__Material supplied__

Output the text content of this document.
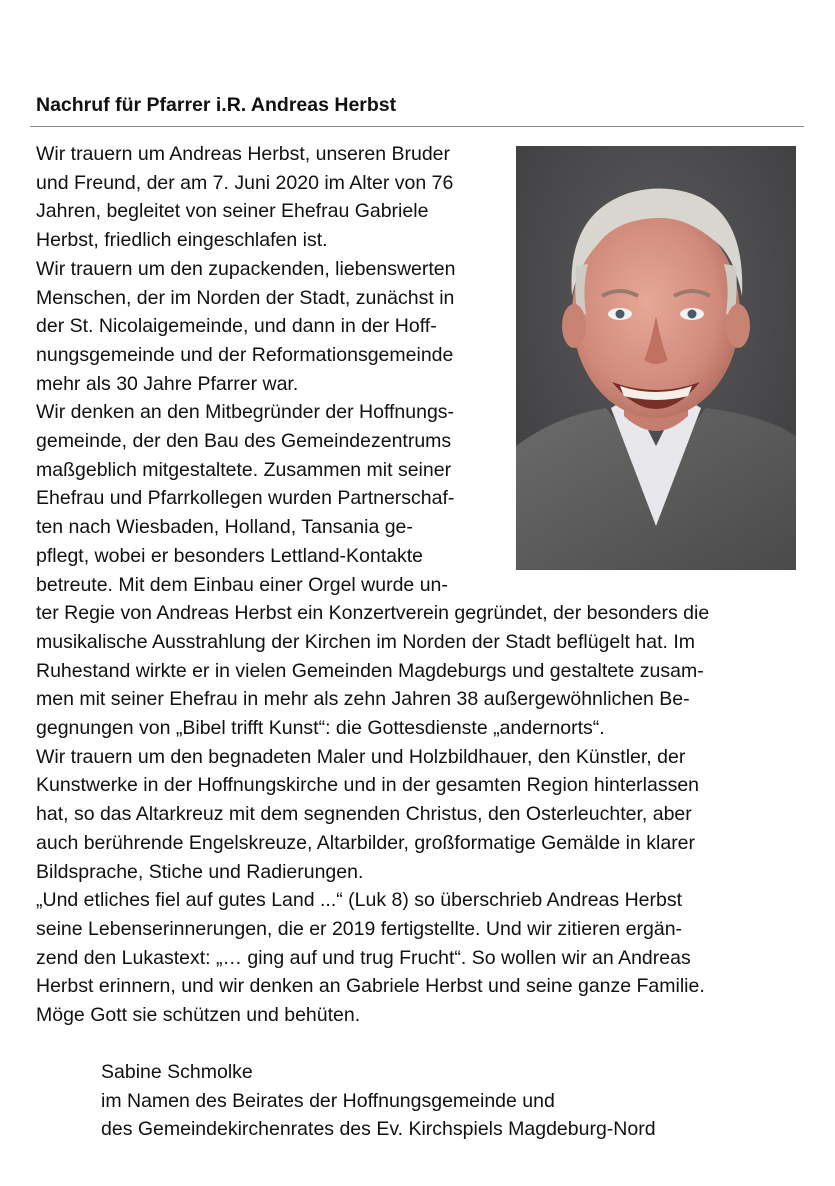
Nachruf für Pfarrer i.R. Andreas Herbst
Wir trauern um Andreas Herbst, unseren Bruder
und Freund, der am 7. Juni 2020 im Alter von 76
Jahren, begleitet von seiner Ehefrau Gabriele
Herbst, friedlich eingeschlafen ist.
Wir trauern um den zupackenden, liebenswerten
Menschen, der im Norden der Stadt, zunächst in
der St. Nicolaigemeinde, und dann in der Hoff-
nungsgemeinde und der Reformationsgemeinde
mehr als 30 Jahre Pfarrer war.
Wir denken an den Mitbegründer der Hoffnungs-
gemeinde, der den Bau des Gemeindezentrums
maßgeblich mitgestaltete. Zusammen mit seiner
Ehefrau und Pfarrkollegen wurden Partnerschaf-
ten nach Wiesbaden, Holland, Tansania ge-
pflegt, wobei er besonders Lettland-Kontakte
betreute. Mit dem Einbau einer Orgel wurde un-
ter Regie von Andreas Herbst ein Konzertverein gegründet, der besonders die
musikalische Ausstrahlung der Kirchen im Norden der Stadt beflügelt hat. Im
Ruhestand wirkte er in vielen Gemeinden Magdeburgs und gestaltete zusam-
men mit seiner Ehefrau in mehr als zehn Jahren 38 außergewöhnlichen Be-
gegnungen von „Bibel trifft Kunst“: die Gottesdienste „andernorts“.
Wir trauern um den begnadeten Maler und Holzbildhauer, den Künstler, der
Kunstwerke in der Hoffnungskirche und in der gesamten Region hinterlassen
hat, so das Altarkreuz mit dem segnenden Christus, den Osterleuchter, aber
auch berührende Engelskreuze, Altarbilder, großformatige Gemälde in klarer
Bildsprache, Stiche und Radierungen.
„Und etliches fiel auf gutes Land ...“ (Luk 8) so überschrieb Andreas Herbst
seine Lebenserinnerungen, die er 2019 fertigstellte. Und wir zitieren ergän-
zend den Lukastext: „… ging auf und trug Frucht“. So wollen wir an Andreas
Herbst erinnern, und wir denken an Gabriele Herbst und seine ganze Familie.
Möge Gott sie schützen und behüten.
Sabine Schmolke
im Namen des Beirates der Hoffnungsgemeinde und
des Gemeindekirchenrates des Ev. Kirchspiels Magdeburg-Nord
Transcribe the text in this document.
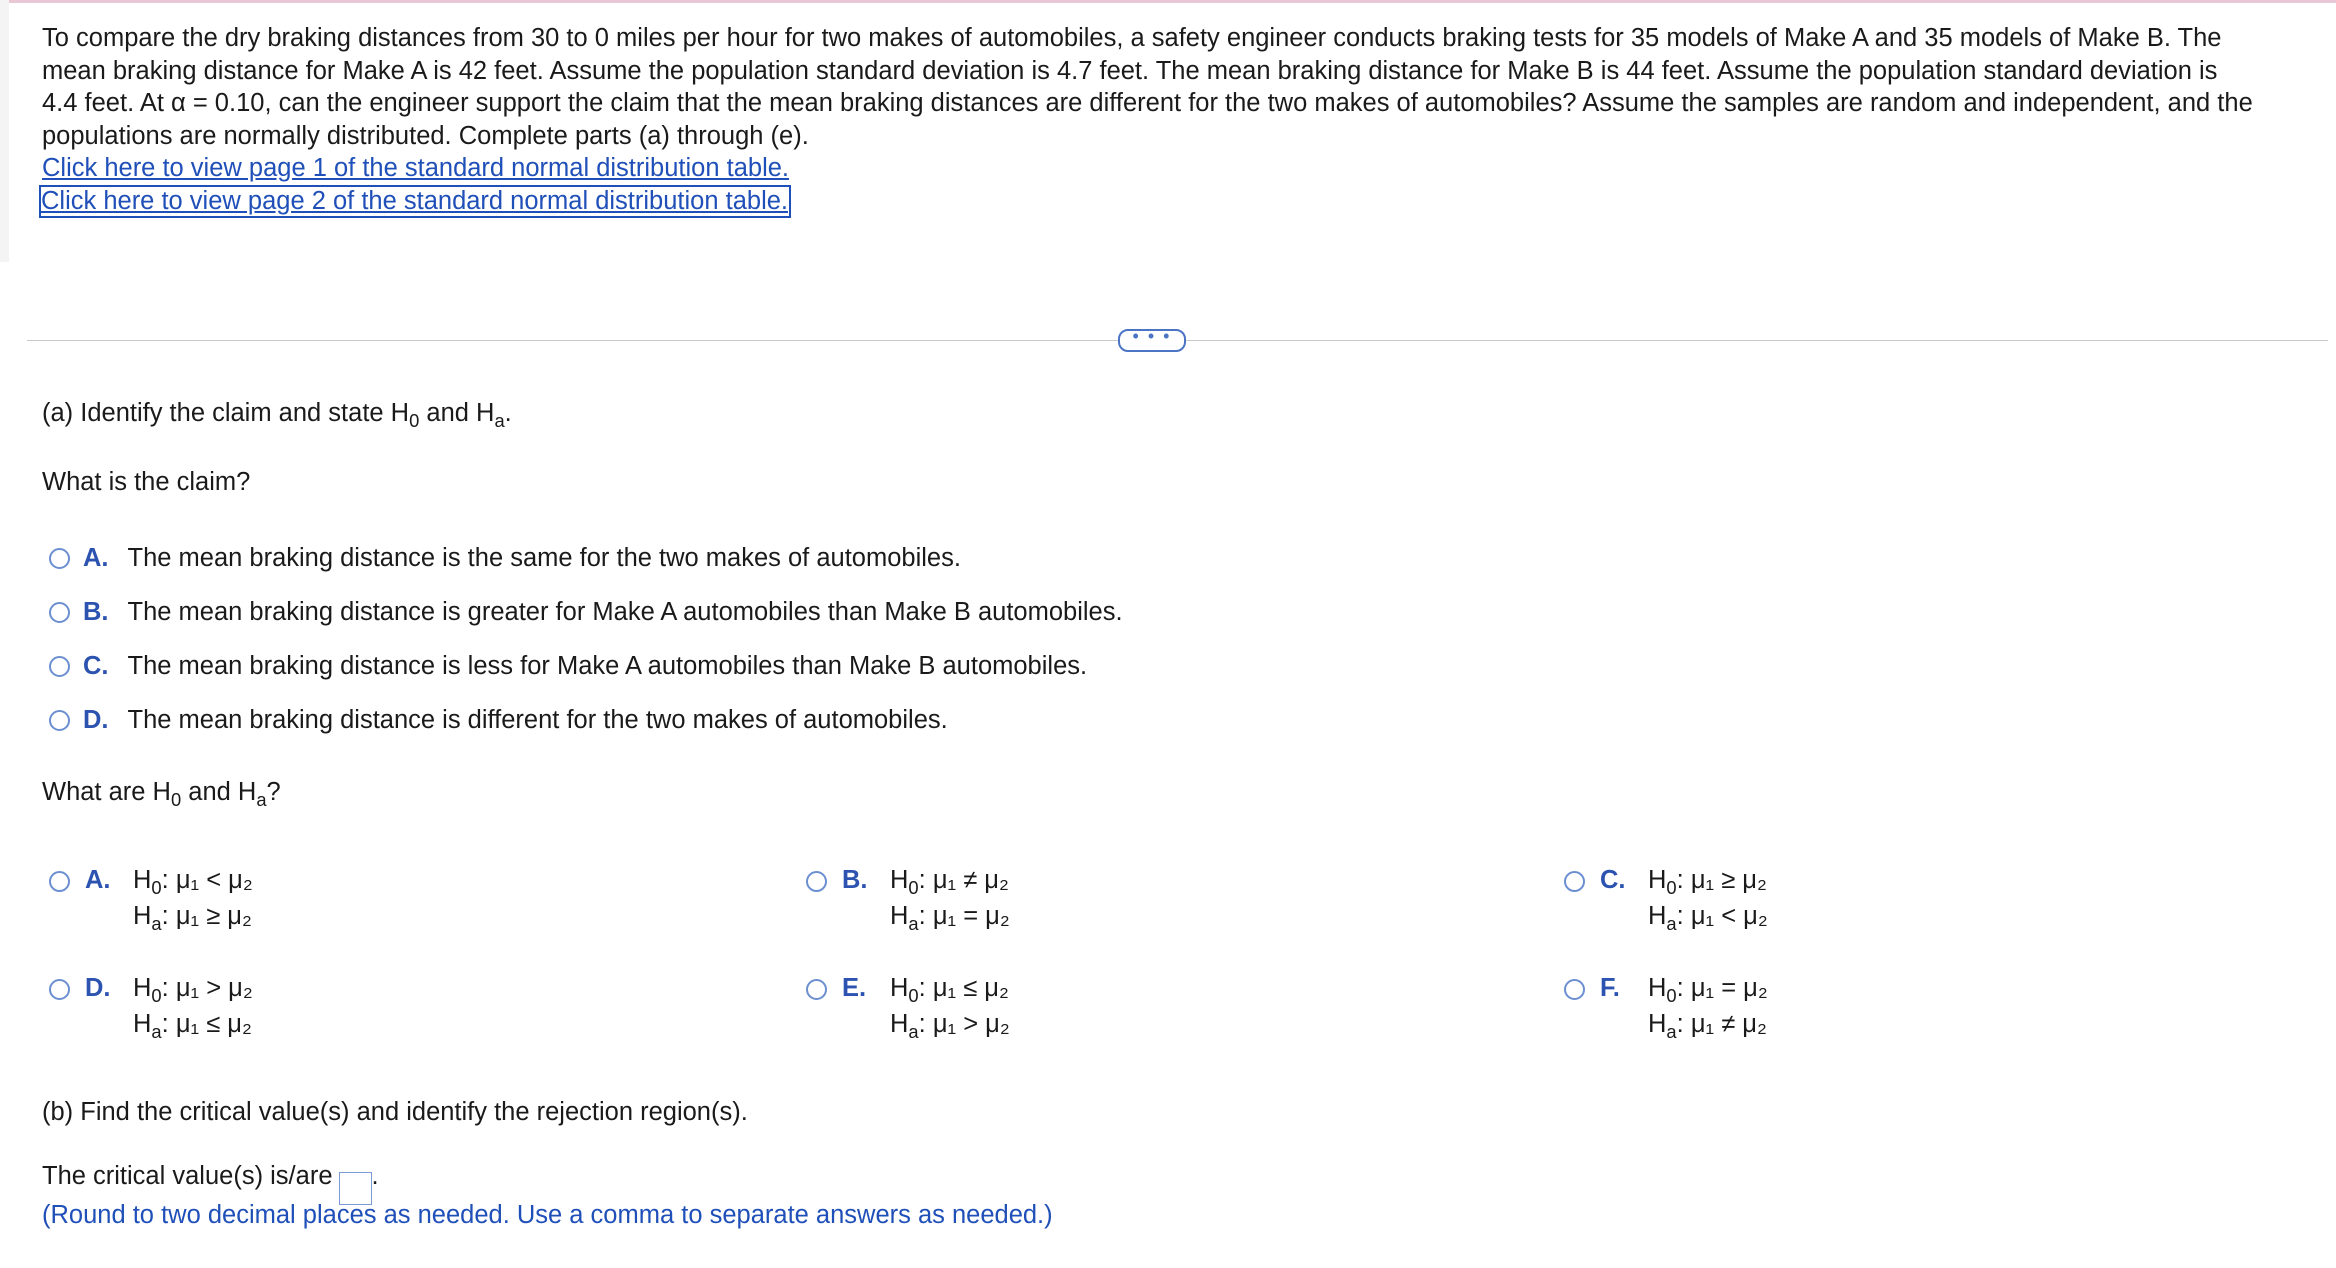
To compare the dry braking distances from 30 to 0 miles per hour for two makes of automobiles, a safety engineer conducts braking tests for 35 models of Make A and 35 models of Make B. The
mean braking distance for Make A is 42 feet. Assume the population standard deviation is 4.7 feet. The mean braking distance for Make B is 44 feet. Assume the population standard deviation is
4.4 feet. At α = 0.10, can the engineer support the claim that the mean braking distances are different for the two makes of automobiles? Assume the samples are random and independent, and the
populations are normally distributed. Complete parts (a) through (e).
Click here to view page 1 of the standard normal distribution table.
Click here to view page 2 of the standard normal distribution table.
• • •
(a) Identify the claim and state $H_0$ and $H_a$.
What is the claim?
A. The mean braking distance is the same for the two makes of automobiles.
B. The mean braking distance is greater for Make A automobiles than Make B automobiles.
C. The mean braking distance is less for Make A automobiles than Make B automobiles.
D. The mean braking distance is different for the two makes of automobiles.
What are $H_0$ and $H_a$?
A. $H_0$: μ₁ < μ₂
$H_a$: μ₁ ≥ μ₂
B. $H_0$: μ₁ ≠ μ₂
$H_a$: μ₁ = μ₂
C. $H_0$: μ₁ ≥ μ₂
$H_a$: μ₁ < μ₂
D. $H_0$: μ₁ > μ₂
$H_a$: μ₁ ≤ μ₂
E. $H_0$: μ₁ ≤ μ₂
$H_a$: μ₁ > μ₂
F. $H_0$: μ₁ = μ₂
$H_a$: μ₁ ≠ μ₂
(b) Find the critical value(s) and identify the rejection region(s).
The critical value(s) is/are .
(Round to two decimal places as needed. Use a comma to separate answers as needed.)
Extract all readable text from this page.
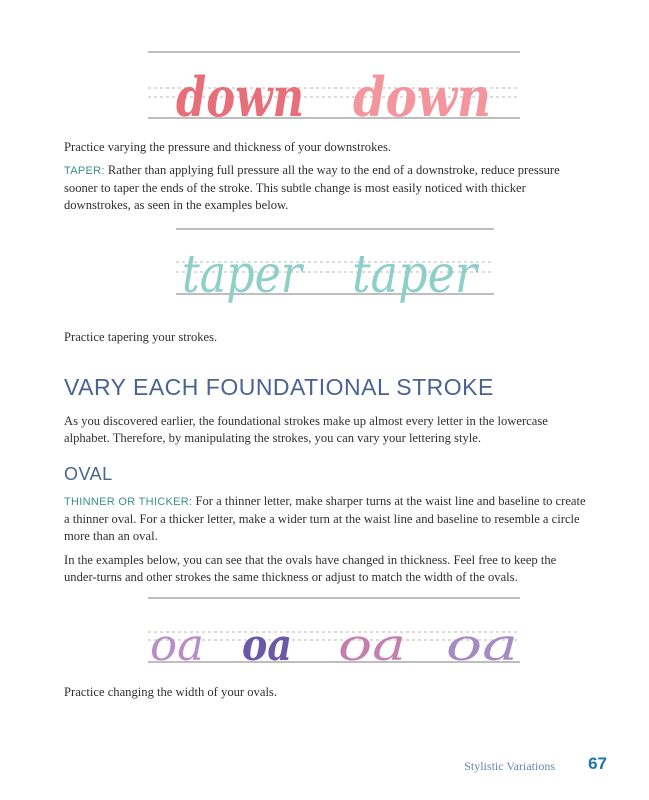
down down

Practice varying the pressure and thickness of your downstrokes.

TAPER: Rather than applying full pressure all the way to the end of a downstroke, reduce pressure sooner to taper the ends of the stroke. This subtle change is most easily noticed with thicker downstrokes, as seen in the examples below.

taper taper

Practice tapering your strokes.

VARY EACH FOUNDATIONAL STROKE

As you discovered earlier, the foundational strokes make up almost every letter in the lowercase alphabet. Therefore, by manipulating the strokes, you can vary your lettering style.

OVAL

THINNER OR THICKER: For a thinner letter, make sharper turns at the waist line and baseline to create a thinner oval. For a thicker letter, make a wider turn at the waist line and baseline to resemble a circle more than an oval.

In the examples below, you can see that the ovals have changed in thickness. Feel free to keep the under-turns and other strokes the same thickness or adjust to match the width of the ovals.

oa oa oa oa

Practice changing the width of your ovals.

Stylistic Variations 67
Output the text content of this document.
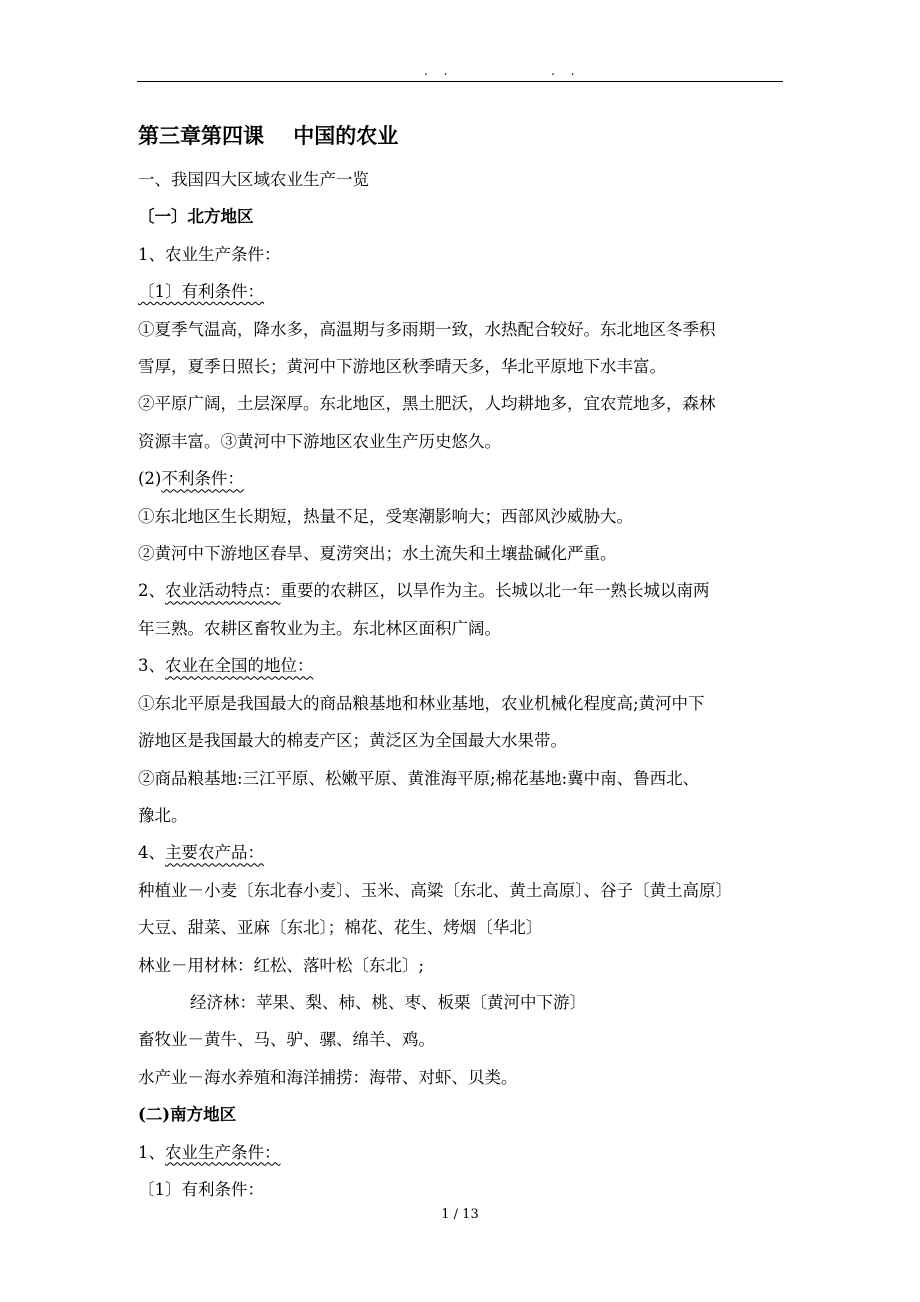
. .	. .
第三章第四课    中国的农业

一、我国四大区域农业生产一览

〔一〕北方地区

1、农业生产条件：

〔1〕有利条件：

①夏季气温高，降水多，高温期与多雨期一致，水热配合较好。东北地区冬季积

雪厚，夏季日照长；黄河中下游地区秋季晴天多，华北平原地下水丰富。

②平原广阔，土层深厚。东北地区，黑土肥沃，人均耕地多，宜农荒地多，森林

资源丰富。③黄河中下游地区农业生产历史悠久。

(2)不利条件：

①东北地区生长期短，热量不足，受寒潮影响大；西部风沙威胁大。

②黄河中下游地区春旱、夏涝突出；水土流失和土壤盐碱化严重。

2、农业活动特点：重要的农耕区，以旱作为主。长城以北一年一熟长城以南两

年三熟。农耕区畜牧业为主。东北林区面积广阔。

3、农业在全国的地位：

①东北平原是我国最大的商品粮基地和林业基地，农业机械化程度高;黄河中下

游地区是我国最大的棉麦产区；黄泛区为全国最大水果带。

②商品粮基地:三江平原、松嫩平原、黄淮海平原;棉花基地:冀中南、鲁西北、

豫北。

4、主要农产品：

种植业－小麦〔东北春小麦〕、玉米、高粱〔东北、黄土高原〕、谷子〔黄土高原〕

大豆、甜菜、亚麻〔东北〕；棉花、花生、烤烟〔华北〕

林业－用材林：红松、落叶松〔东北〕;

经济林：苹果、梨、柿、桃、枣、板栗〔黄河中下游〕

畜牧业－黄牛、马、驴、骡、绵羊、鸡。

水产业－海水养殖和海洋捕捞：海带、对虾、贝类。

(二)南方地区

1、农业生产条件：

〔1〕有利条件：

1 / 13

__Exercise__
Copy every record above exactly, leaving out any pictures.

__Exercise response__
Output the text content of this document.
Nachruf für Pfarrer i.R. Andreas Herbst
Wir trauern um Andreas Herbst, unseren Bruder
und Freund, der am 7. Juni 2020 im Alter von 76
Jahren, begleitet von seiner Ehefrau Gabriele
Herbst, friedlich eingeschlafen ist.
Wir trauern um den zupackenden, liebenswerten
Menschen, der im Norden der Stadt, zunächst in
der St. Nicolaigemeinde, und dann in der Hoff-
nungsgemeinde und der Reformationsgemeinde
mehr als 30 Jahre Pfarrer war.
Wir denken an den Mitbegründer der Hoffnungs-
gemeinde, der den Bau des Gemeindezentrums
maßgeblich mitgestaltete. Zusammen mit seiner
Ehefrau und Pfarrkollegen wurden Partnerschaf-
ten nach Wiesbaden, Holland, Tansania ge-
pflegt, wobei er besonders Lettland-Kontakte
betreute. Mit dem Einbau einer Orgel wurde un-
ter Regie von Andreas Herbst ein Konzertverein gegründet, der besonders die
musikalische Ausstrahlung der Kirchen im Norden der Stadt beflügelt hat. Im
Ruhestand wirkte er in vielen Gemeinden Magdeburgs und gestaltete zusam-
men mit seiner Ehefrau in mehr als zehn Jahren 38 außergewöhnlichen Be-
gegnungen von „Bibel trifft Kunst“: die Gottesdienste „andernorts“.
Wir trauern um den begnadeten Maler und Holzbildhauer, den Künstler, der
Kunstwerke in der Hoffnungskirche und in der gesamten Region hinterlassen
hat, so das Altarkreuz mit dem segnenden Christus, den Osterleuchter, aber
auch berührende Engelskreuze, Altarbilder, großformatige Gemälde in klarer
Bildsprache, Stiche und Radierungen.
„Und etliches fiel auf gutes Land ...“ (Luk 8) so überschrieb Andreas Herbst
seine Lebenserinnerungen, die er 2019 fertigstellte. Und wir zitieren ergän-
zend den Lukastext: „… ging auf und trug Frucht“. So wollen wir an Andreas
Herbst erinnern, und wir denken an Gabriele Herbst und seine ganze Familie.
Möge Gott sie schützen und behüten.
Sabine Schmolke
im Namen des Beirates der Hoffnungsgemeinde und
des Gemeindekirchenrates des Ev. Kirchspiels Magdeburg-Nord
Transcribe the text in this document.
To compare the dry braking distances from 30 to 0 miles per hour for two makes of automobiles, a safety engineer conducts braking tests for 35 models of Make A and 35 models of Make B. The
mean braking distance for Make A is 42 feet. Assume the population standard deviation is 4.7 feet. The mean braking distance for Make B is 44 feet. Assume the population standard deviation is
4.4 feet. At α = 0.10, can the engineer support the claim that the mean braking distances are different for the two makes of automobiles? Assume the samples are random and independent, and the
populations are normally distributed. Complete parts (a) through (e).
Click here to view page 1 of the standard normal distribution table.
Click here to view page 2 of the standard normal distribution table.
• • •
(a) Identify the claim and state $H_0$ and $H_a$.
What is the claim?
A. The mean braking distance is the same for the two makes of automobiles.
B. The mean braking distance is greater for Make A automobiles than Make B automobiles.
C. The mean braking distance is less for Make A automobiles than Make B automobiles.
D. The mean braking distance is different for the two makes of automobiles.
What are $H_0$ and $H_a$?
A. $H_0$: μ₁ < μ₂
$H_a$: μ₁ ≥ μ₂
B. $H_0$: μ₁ ≠ μ₂
$H_a$: μ₁ = μ₂
C. $H_0$: μ₁ ≥ μ₂
$H_a$: μ₁ < μ₂
D. $H_0$: μ₁ > μ₂
$H_a$: μ₁ ≤ μ₂
E. $H_0$: μ₁ ≤ μ₂
$H_a$: μ₁ > μ₂
F. $H_0$: μ₁ = μ₂
$H_a$: μ₁ ≠ μ₂
(b) Find the critical value(s) and identify the rejection region(s).
The critical value(s) is/are .
(Round to two decimal places as needed. Use a comma to separate answers as needed.)
Extract all readable text from this page.
down down

Practice varying the pressure and thickness of your downstrokes.

TAPER: Rather than applying full pressure all the way to the end of a downstroke, reduce pressure sooner to taper the ends of the stroke. This subtle change is most easily noticed with thicker downstrokes, as seen in the examples below.

taper taper

Practice tapering your strokes.

VARY EACH FOUNDATIONAL STROKE

As you discovered earlier, the foundational strokes make up almost every letter in the lowercase alphabet. Therefore, by manipulating the strokes, you can vary your lettering style.

OVAL

THINNER OR THICKER: For a thinner letter, make sharper turns at the waist line and baseline to create a thinner oval. For a thicker letter, make a wider turn at the waist line and baseline to resemble a circle more than an oval.

In the examples below, you can see that the ovals have changed in thickness. Feel free to keep the under-turns and other strokes the same thickness or adjust to match the width of the ovals.

oa oa oa oa

Practice changing the width of your ovals.

Stylistic Variations 67
Output the text content of this document.
. .	. .
第三章第四课    中国的农业

一、我国四大区域农业生产一览

〔一〕北方地区

1、农业生产条件：

〔1〕有利条件：

①夏季气温高，降水多，高温期与多雨期一致，水热配合较好。东北地区冬季积

雪厚，夏季日照长；黄河中下游地区秋季晴天多，华北平原地下水丰富。

②平原广阔，土层深厚。东北地区，黑土肥沃，人均耕地多，宜农荒地多，森林

资源丰富。③黄河中下游地区农业生产历史悠久。

(2)不利条件：

①东北地区生长期短，热量不足，受寒潮影响大；西部风沙威胁大。

②黄河中下游地区春旱、夏涝突出；水土流失和土壤盐碱化严重。

2、农业活动特点：重要的农耕区，以旱作为主。长城以北一年一熟长城以南两

年三熟。农耕区畜牧业为主。东北林区面积广阔。

3、农业在全国的地位：

①东北平原是我国最大的商品粮基地和林业基地，农业机械化程度高;黄河中下

游地区是我国最大的棉麦产区；黄泛区为全国最大水果带。

②商品粮基地:三江平原、松嫩平原、黄淮海平原;棉花基地:冀中南、鲁西北、

豫北。

4、主要农产品：

种植业－小麦〔东北春小麦〕、玉米、高粱〔东北、黄土高原〕、谷子〔黄土高原〕

大豆、甜菜、亚麻〔东北〕；棉花、花生、烤烟〔华北〕

林业－用材林：红松、落叶松〔东北〕;

经济林：苹果、梨、柿、桃、枣、板栗〔黄河中下游〕

畜牧业－黄牛、马、驴、骡、绵羊、鸡。

水产业－海水养殖和海洋捕捞：海带、对虾、贝类。

(二)南方地区

1、农业生产条件：

〔1〕有利条件：

1 / 13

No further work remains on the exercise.